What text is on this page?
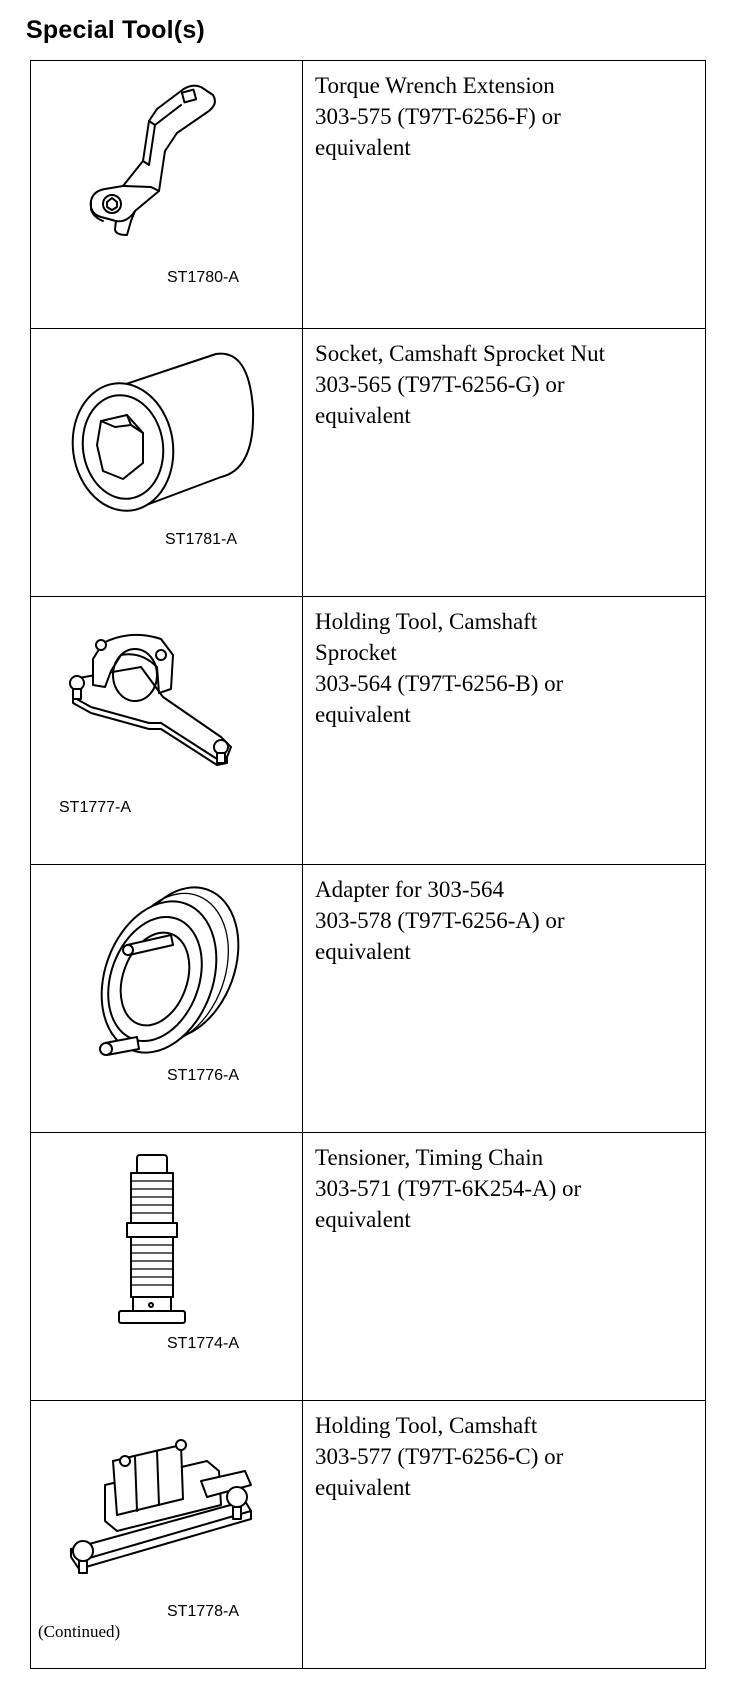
Special Tool(s)
ST1780-A	Torque Wrench Extension
303-575 (T97T-6256-F) or
equivalent

ST1781-A	Socket, Camshaft Sprocket Nut
303-565 (T97T-6256-G) or
equivalent

ST1777-A	Holding Tool, Camshaft
Sprocket
303-564 (T97T-6256-B) or
equivalent

ST1776-A	Adapter for 303-564
303-578 (T97T-6256-A) or
equivalent

ST1774-A	Tensioner, Timing Chain
303-571 (T97T-6K254-A) or
equivalent

ST1778-A	Holding Tool, Camshaft
303-577 (T97T-6256-C) or
equivalent
(Continued)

########################################

→ **Exercise objective**
Look over the records above and copy each line that includes the string "Sprocket".

→ **Exercise output**
ST1781-A	Socket, Camshaft Sprocket Nut
Sprocket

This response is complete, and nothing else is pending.